ASSIGNMENT: Search for the word "Outer" in the entries. Each line that holds it should be copied.

=== PROVIDED DATA ===

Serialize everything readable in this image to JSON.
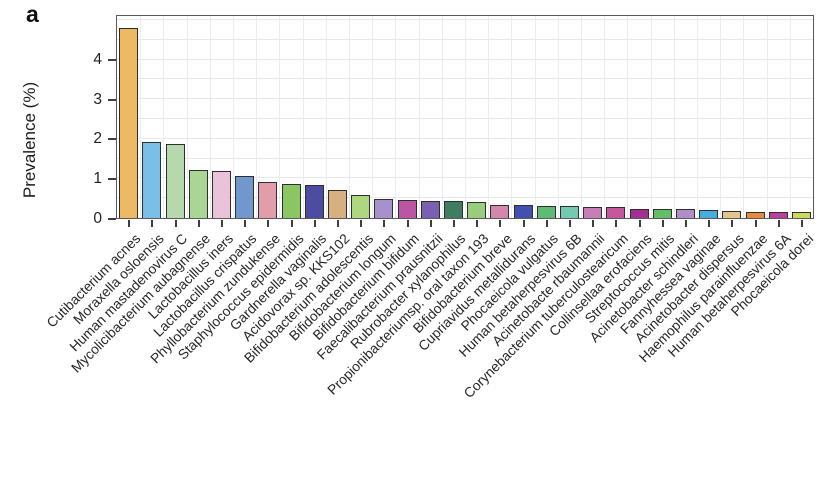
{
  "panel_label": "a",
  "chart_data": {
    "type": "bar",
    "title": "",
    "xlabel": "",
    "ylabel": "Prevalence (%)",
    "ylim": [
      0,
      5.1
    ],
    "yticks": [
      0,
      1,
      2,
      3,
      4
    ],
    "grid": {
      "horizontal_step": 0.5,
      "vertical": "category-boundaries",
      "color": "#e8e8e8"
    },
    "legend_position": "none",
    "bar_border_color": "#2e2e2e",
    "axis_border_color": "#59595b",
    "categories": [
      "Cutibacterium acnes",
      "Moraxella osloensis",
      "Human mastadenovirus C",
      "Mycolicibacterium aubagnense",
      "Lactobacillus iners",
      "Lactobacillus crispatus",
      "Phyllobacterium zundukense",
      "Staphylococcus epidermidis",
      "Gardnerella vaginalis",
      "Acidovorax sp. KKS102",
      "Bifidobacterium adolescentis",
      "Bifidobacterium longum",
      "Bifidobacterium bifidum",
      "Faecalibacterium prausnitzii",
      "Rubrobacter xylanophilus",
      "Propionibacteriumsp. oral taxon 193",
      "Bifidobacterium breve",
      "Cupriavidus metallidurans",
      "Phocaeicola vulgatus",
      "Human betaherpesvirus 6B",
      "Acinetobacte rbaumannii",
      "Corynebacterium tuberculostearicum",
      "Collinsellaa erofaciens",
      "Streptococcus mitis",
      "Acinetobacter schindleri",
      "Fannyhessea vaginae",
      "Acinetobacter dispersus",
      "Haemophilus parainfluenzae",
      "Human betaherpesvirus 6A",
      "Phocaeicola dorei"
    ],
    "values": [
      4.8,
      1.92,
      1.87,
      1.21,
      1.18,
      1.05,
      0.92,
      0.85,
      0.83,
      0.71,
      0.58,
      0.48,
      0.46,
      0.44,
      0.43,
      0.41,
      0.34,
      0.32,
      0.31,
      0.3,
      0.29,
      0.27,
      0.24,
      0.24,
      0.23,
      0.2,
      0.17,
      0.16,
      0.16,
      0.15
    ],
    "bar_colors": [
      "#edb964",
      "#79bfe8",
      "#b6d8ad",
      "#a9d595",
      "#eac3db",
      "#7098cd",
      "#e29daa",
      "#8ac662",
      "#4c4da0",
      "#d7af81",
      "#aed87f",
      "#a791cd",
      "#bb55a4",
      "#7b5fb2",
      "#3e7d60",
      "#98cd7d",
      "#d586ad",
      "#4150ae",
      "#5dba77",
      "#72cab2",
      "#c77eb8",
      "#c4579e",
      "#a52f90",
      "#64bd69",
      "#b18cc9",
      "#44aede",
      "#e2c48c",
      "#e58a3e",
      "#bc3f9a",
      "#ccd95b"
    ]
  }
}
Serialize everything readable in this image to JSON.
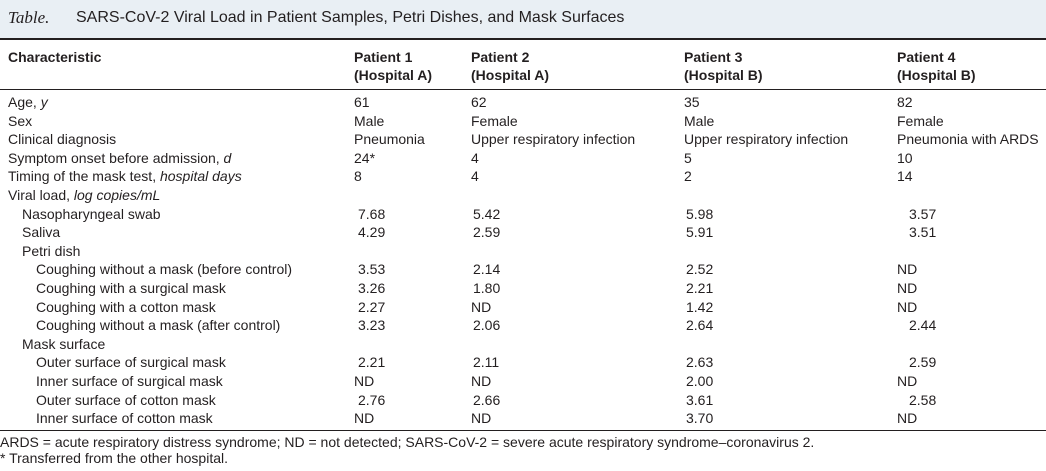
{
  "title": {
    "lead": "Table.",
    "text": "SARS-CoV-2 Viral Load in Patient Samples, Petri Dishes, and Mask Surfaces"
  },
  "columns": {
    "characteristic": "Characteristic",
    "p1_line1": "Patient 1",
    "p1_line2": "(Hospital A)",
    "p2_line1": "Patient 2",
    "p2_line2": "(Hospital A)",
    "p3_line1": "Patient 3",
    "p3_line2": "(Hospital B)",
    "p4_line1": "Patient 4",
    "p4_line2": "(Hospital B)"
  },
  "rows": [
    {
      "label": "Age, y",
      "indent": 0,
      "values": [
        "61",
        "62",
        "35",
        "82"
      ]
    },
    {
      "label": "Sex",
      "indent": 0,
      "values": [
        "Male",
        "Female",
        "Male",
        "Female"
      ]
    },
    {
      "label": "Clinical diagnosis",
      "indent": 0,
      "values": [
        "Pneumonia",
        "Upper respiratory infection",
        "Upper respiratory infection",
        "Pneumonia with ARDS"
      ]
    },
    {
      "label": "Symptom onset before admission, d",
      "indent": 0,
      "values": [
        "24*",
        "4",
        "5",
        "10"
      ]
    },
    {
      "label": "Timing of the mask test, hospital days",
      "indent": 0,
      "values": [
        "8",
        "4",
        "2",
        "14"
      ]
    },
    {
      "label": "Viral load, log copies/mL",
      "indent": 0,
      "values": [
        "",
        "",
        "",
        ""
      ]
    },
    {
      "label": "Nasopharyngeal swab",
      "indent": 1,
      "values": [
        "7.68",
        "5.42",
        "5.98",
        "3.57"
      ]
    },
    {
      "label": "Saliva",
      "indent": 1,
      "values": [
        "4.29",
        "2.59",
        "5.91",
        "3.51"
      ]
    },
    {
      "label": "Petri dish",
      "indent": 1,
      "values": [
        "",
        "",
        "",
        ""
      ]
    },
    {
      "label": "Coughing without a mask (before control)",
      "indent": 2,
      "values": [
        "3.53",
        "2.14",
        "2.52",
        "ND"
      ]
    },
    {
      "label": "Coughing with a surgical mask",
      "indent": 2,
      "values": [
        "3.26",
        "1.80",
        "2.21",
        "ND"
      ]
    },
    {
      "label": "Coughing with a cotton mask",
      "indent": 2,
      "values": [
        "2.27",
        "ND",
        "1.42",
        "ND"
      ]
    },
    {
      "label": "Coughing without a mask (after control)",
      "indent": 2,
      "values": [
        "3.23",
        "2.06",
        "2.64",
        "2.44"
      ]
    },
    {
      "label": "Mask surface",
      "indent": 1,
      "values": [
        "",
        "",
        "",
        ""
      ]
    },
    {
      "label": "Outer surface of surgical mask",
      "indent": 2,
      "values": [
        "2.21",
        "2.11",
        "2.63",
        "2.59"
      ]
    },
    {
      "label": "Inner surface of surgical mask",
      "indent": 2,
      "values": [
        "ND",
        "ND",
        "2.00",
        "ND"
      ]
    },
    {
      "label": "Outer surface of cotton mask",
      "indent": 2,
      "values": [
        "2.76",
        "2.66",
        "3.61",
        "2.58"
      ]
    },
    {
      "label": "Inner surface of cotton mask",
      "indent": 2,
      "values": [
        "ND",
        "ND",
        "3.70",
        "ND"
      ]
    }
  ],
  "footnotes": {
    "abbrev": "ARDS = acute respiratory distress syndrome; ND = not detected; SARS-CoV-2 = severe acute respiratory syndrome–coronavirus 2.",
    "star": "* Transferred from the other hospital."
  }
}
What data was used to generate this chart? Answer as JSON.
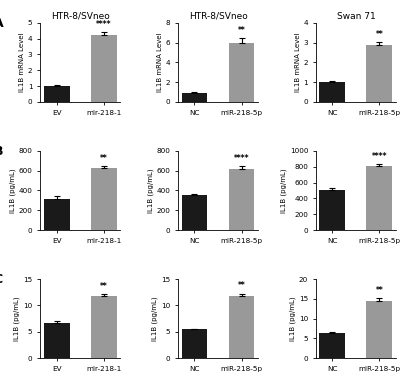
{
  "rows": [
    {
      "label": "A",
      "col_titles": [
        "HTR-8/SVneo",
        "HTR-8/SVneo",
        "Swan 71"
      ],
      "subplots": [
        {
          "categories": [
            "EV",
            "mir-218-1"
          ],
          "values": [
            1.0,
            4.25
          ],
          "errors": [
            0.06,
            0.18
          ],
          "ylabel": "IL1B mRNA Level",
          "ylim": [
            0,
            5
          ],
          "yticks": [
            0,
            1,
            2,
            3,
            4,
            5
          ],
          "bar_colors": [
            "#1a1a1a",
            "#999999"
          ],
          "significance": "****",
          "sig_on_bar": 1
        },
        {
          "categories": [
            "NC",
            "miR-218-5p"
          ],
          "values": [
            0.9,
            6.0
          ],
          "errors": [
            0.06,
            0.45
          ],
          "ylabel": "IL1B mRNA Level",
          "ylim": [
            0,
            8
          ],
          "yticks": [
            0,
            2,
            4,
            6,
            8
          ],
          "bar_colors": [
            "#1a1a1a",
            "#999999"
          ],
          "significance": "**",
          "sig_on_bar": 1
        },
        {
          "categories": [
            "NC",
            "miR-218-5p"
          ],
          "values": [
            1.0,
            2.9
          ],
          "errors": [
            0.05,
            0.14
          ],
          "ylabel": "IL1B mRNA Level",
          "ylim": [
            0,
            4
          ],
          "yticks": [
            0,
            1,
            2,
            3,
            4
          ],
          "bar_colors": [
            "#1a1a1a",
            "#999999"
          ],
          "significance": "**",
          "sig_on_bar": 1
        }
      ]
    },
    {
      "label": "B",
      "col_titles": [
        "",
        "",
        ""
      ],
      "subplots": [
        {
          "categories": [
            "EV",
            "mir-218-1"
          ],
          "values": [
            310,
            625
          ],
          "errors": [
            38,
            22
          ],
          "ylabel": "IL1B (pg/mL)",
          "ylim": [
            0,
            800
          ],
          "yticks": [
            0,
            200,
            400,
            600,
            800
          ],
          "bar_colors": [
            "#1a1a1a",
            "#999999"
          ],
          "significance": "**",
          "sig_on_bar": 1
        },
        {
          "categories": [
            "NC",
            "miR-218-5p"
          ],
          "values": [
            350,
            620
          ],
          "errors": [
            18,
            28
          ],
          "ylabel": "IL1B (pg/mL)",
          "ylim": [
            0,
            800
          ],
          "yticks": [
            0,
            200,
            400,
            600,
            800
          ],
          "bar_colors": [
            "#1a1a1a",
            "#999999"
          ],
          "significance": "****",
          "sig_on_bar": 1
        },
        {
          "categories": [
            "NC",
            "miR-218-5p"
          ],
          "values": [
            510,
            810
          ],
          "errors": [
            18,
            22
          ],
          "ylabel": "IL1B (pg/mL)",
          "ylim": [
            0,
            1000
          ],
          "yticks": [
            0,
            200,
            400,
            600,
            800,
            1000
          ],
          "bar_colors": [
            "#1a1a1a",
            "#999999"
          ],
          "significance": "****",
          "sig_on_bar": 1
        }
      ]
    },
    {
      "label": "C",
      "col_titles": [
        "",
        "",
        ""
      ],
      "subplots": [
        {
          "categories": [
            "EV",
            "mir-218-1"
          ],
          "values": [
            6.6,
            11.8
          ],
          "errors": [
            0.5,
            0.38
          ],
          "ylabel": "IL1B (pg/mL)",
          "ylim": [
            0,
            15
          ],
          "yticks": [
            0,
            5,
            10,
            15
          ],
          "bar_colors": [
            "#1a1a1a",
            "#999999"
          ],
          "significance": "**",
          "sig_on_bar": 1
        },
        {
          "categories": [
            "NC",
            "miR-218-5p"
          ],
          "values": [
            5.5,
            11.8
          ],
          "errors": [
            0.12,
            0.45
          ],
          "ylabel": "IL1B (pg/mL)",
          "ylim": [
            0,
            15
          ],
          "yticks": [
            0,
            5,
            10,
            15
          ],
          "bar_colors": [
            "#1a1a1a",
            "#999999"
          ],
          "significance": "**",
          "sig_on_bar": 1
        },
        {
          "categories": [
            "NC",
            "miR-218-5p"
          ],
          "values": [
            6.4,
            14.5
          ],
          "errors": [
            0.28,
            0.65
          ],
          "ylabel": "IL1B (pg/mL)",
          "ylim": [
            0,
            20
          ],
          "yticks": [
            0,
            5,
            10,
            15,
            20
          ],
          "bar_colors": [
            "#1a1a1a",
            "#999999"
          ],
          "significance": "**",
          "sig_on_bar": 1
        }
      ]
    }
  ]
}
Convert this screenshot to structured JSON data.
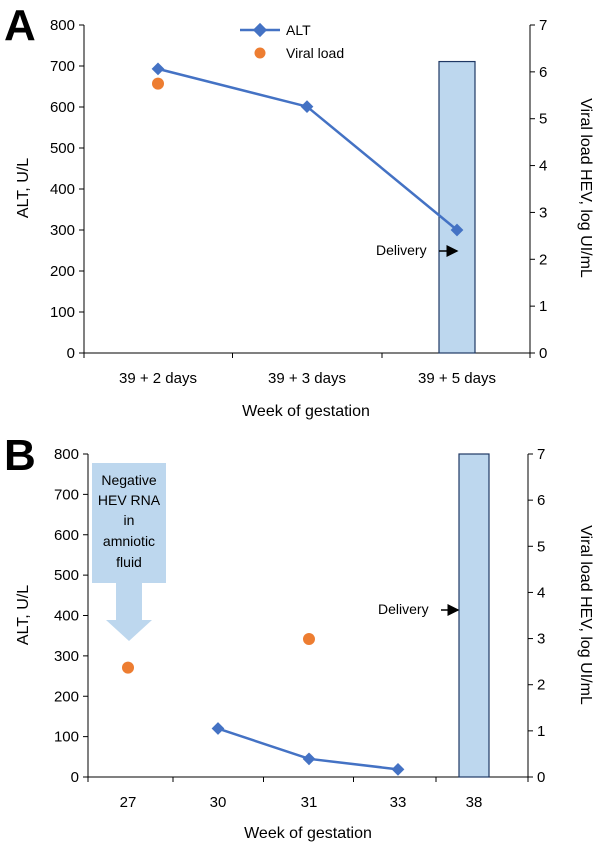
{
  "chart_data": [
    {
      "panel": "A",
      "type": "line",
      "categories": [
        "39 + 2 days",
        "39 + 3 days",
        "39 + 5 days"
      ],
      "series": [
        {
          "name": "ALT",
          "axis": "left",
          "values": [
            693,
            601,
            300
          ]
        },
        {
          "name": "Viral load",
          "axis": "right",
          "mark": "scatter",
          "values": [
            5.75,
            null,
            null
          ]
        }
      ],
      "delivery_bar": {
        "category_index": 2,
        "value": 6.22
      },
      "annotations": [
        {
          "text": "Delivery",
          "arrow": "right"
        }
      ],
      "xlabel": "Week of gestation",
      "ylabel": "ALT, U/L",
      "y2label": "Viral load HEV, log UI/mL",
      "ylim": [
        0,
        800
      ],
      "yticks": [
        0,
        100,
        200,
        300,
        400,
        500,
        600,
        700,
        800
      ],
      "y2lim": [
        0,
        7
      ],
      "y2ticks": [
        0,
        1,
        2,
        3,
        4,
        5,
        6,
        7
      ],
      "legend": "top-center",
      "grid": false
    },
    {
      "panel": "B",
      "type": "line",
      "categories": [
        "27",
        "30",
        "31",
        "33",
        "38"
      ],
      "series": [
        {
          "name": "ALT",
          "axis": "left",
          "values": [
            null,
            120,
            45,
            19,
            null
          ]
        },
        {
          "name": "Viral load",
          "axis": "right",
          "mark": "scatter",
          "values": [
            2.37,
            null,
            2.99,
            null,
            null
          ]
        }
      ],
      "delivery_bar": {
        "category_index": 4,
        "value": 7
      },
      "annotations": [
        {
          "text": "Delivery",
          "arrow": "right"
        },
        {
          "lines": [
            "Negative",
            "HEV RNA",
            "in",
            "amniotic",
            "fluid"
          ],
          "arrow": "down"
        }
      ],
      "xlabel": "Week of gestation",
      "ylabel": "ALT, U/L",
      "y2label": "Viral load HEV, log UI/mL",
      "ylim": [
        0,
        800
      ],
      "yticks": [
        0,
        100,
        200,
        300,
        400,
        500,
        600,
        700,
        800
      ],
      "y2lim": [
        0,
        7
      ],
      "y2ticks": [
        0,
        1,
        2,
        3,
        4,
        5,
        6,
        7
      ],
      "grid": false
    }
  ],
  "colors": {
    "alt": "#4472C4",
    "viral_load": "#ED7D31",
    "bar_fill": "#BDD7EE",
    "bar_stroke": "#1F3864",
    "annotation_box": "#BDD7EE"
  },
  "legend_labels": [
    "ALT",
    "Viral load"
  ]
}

===

COMPLETED TASK:
      "label": "Outer surface of surgical mask",
      "label": "Outer surface of cotton mask",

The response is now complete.